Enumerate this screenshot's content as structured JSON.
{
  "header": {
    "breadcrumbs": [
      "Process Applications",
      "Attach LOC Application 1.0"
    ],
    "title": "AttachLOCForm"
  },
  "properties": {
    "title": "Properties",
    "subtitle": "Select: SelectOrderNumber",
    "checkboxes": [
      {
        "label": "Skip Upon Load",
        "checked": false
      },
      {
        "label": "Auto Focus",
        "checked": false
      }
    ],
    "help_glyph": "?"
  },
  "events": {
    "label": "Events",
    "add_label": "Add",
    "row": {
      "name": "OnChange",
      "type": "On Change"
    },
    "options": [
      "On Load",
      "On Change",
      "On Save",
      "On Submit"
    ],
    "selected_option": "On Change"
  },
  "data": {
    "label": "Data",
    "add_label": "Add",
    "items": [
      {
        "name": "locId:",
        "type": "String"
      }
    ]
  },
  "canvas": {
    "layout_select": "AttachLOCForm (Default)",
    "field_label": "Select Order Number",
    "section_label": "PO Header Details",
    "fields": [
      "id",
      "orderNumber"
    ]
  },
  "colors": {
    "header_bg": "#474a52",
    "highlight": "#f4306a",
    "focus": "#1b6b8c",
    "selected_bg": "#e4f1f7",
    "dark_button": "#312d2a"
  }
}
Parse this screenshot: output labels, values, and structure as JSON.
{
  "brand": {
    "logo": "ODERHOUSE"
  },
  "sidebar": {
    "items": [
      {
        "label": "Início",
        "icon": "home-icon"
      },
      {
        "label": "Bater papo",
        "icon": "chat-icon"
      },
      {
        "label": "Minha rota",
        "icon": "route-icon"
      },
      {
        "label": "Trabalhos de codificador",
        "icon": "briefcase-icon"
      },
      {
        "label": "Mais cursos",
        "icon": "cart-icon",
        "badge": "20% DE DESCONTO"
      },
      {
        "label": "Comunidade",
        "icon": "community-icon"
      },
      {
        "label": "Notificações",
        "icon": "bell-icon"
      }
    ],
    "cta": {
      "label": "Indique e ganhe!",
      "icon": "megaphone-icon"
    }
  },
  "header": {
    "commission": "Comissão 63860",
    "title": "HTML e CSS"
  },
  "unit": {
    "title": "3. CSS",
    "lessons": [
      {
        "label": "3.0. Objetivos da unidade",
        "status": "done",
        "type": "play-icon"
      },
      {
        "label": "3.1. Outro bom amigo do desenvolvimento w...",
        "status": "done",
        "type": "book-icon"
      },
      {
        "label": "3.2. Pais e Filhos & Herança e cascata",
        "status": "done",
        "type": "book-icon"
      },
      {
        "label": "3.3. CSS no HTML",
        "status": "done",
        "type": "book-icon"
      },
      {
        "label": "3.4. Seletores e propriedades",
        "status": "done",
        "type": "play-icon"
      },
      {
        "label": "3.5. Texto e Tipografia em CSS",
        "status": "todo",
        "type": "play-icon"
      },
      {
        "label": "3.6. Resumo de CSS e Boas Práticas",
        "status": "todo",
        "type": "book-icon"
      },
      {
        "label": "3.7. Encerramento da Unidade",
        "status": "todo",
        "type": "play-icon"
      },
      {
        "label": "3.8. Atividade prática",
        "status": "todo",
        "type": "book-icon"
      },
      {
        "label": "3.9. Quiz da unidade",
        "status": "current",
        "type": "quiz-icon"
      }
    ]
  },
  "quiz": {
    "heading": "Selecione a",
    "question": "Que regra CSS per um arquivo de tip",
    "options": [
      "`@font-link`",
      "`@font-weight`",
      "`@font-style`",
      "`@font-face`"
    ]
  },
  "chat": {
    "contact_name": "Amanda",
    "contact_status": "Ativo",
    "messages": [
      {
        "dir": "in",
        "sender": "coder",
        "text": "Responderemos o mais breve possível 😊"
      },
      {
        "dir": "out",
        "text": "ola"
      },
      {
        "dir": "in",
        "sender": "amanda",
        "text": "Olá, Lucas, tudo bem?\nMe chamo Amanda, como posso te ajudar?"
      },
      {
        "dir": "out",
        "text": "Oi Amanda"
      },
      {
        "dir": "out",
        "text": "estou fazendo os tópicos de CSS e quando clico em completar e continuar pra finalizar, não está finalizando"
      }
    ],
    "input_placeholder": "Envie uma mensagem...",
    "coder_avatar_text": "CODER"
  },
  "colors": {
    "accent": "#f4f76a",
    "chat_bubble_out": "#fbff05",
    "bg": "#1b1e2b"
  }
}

====================

Aim of the task:
Please reproduce the entire listing, exactly as shown.

Answer below:
Enumerate this screenshot's content as structured JSON.
{
  "header": {
    "breadcrumbs": [
      "Process Applications",
      "Attach LOC Application 1.0"
    ],
    "title": "AttachLOCForm"
  },
  "properties": {
    "title": "Properties",
    "subtitle": "Select: SelectOrderNumber",
    "checkboxes": [
      {
        "label": "Skip Upon Load",
        "checked": false
      },
      {
        "label": "Auto Focus",
        "checked": false
      }
    ],
    "help_glyph": "?"
  },
  "events": {
    "label": "Events",
    "add_label": "Add",
    "row": {
      "name": "OnChange",
      "type": "On Change"
    },
    "options": [
      "On Load",
      "On Change",
      "On Save",
      "On Submit"
    ],
    "selected_option": "On Change"
  },
  "data": {
    "label": "Data",
    "add_label": "Add",
    "items": [
      {
        "name": "locId:",
        "type": "String"
      }
    ]
  },
  "canvas": {
    "layout_select": "AttachLOCForm (Default)",
    "field_label": "Select Order Number",
    "section_label": "PO Header Details",
    "fields": [
      "id",
      "orderNumber"
    ]
  },
  "colors": {
    "header_bg": "#474a52",
    "highlight": "#f4306a",
    "focus": "#1b6b8c",
    "selected_bg": "#e4f1f7",
    "dark_button": "#312d2a"
  }
}
Parse this screenshot: output labels, values, and structure as JSON.
{
  "brand": {
    "logo": "ODERHOUSE"
  },
  "sidebar": {
    "items": [
      {
        "label": "Início",
        "icon": "home-icon"
      },
      {
        "label": "Bater papo",
        "icon": "chat-icon"
      },
      {
        "label": "Minha rota",
        "icon": "route-icon"
      },
      {
        "label": "Trabalhos de codificador",
        "icon": "briefcase-icon"
      },
      {
        "label": "Mais cursos",
        "icon": "cart-icon",
        "badge": "20% DE DESCONTO"
      },
      {
        "label": "Comunidade",
        "icon": "community-icon"
      },
      {
        "label": "Notificações",
        "icon": "bell-icon"
      }
    ],
    "cta": {
      "label": "Indique e ganhe!",
      "icon": "megaphone-icon"
    }
  },
  "header": {
    "commission": "Comissão 63860",
    "title": "HTML e CSS"
  },
  "unit": {
    "title": "3. CSS",
    "lessons": [
      {
        "label": "3.0. Objetivos da unidade",
        "status": "done",
        "type": "play-icon"
      },
      {
        "label": "3.1. Outro bom amigo do desenvolvimento w...",
        "status": "done",
        "type": "book-icon"
      },
      {
        "label": "3.2. Pais e Filhos & Herança e cascata",
        "status": "done",
        "type": "book-icon"
      },
      {
        "label": "3.3. CSS no HTML",
        "status": "done",
        "type": "book-icon"
      },
      {
        "label": "3.4. Seletores e propriedades",
        "status": "done",
        "type": "play-icon"
      },
      {
        "label": "3.5. Texto e Tipografia em CSS",
        "status": "todo",
        "type": "play-icon"
      },
      {
        "label": "3.6. Resumo de CSS e Boas Práticas",
        "status": "todo",
        "type": "book-icon"
      },
      {
        "label": "3.7. Encerramento da Unidade",
        "status": "todo",
        "type": "play-icon"
      },
      {
        "label": "3.8. Atividade prática",
        "status": "todo",
        "type": "book-icon"
      },
      {
        "label": "3.9. Quiz da unidade",
        "status": "current",
        "type": "quiz-icon"
      }
    ]
  },
  "quiz": {
    "heading": "Selecione a",
    "question": "Que regra CSS per um arquivo de tip",
    "options": [
      "`@font-link`",
      "`@font-weight`",
      "`@font-style`",
      "`@font-face`"
    ]
  },
  "chat": {
    "contact_name": "Amanda",
    "contact_status": "Ativo",
    "messages": [
      {
        "dir": "in",
        "sender": "coder",
        "text": "Responderemos o mais breve possível 😊"
      },
      {
        "dir": "out",
        "text": "ola"
      },
      {
        "dir": "in",
        "sender": "amanda",
        "text": "Olá, Lucas, tudo bem?\nMe chamo Amanda, como posso te ajudar?"
      },
      {
        "dir": "out",
        "text": "Oi Amanda"
      },
      {
        "dir": "out",
        "text": "estou fazendo os tópicos de CSS e quando clico em completar e continuar pra finalizar, não está finalizando"
      }
    ],
    "input_placeholder": "Envie uma mensagem...",
    "coder_avatar_text": "CODER"
  },
  "colors": {
    "accent": "#f4f76a",
    "chat_bubble_out": "#fbff05",
    "bg": "#1b1e2b"
  }
}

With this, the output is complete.